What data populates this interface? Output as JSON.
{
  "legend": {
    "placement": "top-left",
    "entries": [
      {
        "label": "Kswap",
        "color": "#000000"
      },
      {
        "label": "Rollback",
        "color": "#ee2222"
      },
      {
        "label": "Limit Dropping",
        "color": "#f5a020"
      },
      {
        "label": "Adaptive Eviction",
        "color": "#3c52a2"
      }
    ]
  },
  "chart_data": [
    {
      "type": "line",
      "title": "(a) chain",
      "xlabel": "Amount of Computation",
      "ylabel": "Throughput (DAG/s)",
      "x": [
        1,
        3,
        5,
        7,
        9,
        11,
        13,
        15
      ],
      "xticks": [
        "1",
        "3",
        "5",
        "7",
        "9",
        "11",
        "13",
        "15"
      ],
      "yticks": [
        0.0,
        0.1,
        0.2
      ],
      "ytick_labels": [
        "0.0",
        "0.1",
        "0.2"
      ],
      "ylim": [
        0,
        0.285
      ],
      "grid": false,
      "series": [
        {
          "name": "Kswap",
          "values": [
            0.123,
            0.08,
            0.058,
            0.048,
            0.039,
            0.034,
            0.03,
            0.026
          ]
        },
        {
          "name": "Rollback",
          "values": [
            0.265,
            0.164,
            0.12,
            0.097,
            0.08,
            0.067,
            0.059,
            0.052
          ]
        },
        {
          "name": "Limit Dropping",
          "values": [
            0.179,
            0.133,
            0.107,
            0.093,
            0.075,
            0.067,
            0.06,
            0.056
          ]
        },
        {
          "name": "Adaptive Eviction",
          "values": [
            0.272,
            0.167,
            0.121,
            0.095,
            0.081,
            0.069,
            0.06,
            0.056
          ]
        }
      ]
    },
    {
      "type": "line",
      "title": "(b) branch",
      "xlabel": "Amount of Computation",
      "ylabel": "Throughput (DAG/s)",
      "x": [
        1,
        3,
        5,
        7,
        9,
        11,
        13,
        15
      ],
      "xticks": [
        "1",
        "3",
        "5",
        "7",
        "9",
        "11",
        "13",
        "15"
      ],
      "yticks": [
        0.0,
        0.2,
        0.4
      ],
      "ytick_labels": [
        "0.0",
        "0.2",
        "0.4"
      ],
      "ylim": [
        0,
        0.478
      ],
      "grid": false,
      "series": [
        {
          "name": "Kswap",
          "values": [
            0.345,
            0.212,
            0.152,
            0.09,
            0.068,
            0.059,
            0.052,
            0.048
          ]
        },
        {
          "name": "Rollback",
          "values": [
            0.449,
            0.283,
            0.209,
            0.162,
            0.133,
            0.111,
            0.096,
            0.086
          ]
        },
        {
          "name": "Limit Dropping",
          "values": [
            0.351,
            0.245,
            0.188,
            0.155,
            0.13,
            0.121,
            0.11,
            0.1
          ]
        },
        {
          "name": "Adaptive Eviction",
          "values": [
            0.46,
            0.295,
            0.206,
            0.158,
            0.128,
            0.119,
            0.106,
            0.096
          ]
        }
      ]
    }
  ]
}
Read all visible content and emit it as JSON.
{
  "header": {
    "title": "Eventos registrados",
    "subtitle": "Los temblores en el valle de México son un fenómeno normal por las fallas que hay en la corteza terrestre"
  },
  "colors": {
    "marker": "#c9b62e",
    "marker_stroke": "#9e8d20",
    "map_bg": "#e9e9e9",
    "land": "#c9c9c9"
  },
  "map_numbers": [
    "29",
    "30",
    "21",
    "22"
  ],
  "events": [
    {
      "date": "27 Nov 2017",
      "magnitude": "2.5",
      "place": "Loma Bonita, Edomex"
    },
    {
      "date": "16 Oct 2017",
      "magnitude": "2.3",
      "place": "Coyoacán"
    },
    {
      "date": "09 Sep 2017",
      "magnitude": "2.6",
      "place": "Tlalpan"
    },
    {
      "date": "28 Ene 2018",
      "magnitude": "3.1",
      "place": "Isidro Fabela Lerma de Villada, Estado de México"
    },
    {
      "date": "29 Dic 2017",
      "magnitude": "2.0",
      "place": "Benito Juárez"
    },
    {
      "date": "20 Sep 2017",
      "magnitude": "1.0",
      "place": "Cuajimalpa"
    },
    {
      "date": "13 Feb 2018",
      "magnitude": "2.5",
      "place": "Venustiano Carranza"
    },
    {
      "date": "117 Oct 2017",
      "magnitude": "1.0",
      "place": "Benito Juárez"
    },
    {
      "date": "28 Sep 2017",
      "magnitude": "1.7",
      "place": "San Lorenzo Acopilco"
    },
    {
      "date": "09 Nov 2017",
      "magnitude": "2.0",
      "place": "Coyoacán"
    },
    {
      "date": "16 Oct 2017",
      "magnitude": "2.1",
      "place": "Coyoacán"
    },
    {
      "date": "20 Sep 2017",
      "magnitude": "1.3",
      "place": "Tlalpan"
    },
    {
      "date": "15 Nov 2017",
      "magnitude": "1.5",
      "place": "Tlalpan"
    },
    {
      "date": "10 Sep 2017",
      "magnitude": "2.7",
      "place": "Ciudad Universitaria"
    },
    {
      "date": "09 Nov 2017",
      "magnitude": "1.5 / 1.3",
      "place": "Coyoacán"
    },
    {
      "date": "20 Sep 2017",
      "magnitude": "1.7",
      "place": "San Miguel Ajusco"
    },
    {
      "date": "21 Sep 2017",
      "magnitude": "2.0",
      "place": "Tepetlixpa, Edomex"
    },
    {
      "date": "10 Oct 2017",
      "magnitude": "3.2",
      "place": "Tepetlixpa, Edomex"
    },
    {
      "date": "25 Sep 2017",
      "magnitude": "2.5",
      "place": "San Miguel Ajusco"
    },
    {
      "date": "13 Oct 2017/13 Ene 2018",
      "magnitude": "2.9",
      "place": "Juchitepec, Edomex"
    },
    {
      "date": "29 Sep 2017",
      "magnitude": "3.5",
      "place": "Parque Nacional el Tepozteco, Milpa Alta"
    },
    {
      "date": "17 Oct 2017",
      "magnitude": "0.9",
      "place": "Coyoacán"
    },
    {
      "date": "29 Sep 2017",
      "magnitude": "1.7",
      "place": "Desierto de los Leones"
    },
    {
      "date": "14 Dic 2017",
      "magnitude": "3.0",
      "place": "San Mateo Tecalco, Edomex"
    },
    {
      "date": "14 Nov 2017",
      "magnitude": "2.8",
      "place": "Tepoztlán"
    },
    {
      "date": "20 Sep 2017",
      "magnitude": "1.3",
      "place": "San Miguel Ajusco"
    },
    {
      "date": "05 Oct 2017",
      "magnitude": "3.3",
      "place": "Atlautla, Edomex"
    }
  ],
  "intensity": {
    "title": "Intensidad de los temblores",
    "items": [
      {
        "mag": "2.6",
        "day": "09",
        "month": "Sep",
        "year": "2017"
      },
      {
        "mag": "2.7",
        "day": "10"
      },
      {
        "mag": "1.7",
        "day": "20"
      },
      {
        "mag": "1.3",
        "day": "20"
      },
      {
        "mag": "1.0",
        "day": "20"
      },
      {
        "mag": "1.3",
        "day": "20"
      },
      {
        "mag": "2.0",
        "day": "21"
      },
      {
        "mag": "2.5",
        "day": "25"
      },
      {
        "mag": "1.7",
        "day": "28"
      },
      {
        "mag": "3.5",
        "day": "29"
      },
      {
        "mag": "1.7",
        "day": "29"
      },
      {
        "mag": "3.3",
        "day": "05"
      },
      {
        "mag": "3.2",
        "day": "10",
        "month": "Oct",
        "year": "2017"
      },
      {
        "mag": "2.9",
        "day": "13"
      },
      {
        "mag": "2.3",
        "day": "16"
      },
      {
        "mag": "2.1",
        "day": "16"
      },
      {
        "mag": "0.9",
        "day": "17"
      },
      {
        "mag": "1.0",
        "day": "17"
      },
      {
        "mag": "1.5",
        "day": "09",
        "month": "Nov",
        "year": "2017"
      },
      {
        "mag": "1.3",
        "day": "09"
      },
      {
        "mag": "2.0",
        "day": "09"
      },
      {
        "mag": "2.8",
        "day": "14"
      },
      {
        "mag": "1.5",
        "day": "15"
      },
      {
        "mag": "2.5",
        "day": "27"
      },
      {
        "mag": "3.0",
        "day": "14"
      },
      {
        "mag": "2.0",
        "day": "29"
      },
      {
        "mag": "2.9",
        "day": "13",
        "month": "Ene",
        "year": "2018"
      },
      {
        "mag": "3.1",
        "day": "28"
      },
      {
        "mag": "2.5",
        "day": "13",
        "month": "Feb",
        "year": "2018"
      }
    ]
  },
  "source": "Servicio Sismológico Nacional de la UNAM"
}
++++++
What you are asked to do: Copy each line from the records above that includes the string "month".

Response to the task:
        "month": "Sep",
        "month": "Oct",
        "month": "Nov",
        "month": "Ene",
        "month": "Feb",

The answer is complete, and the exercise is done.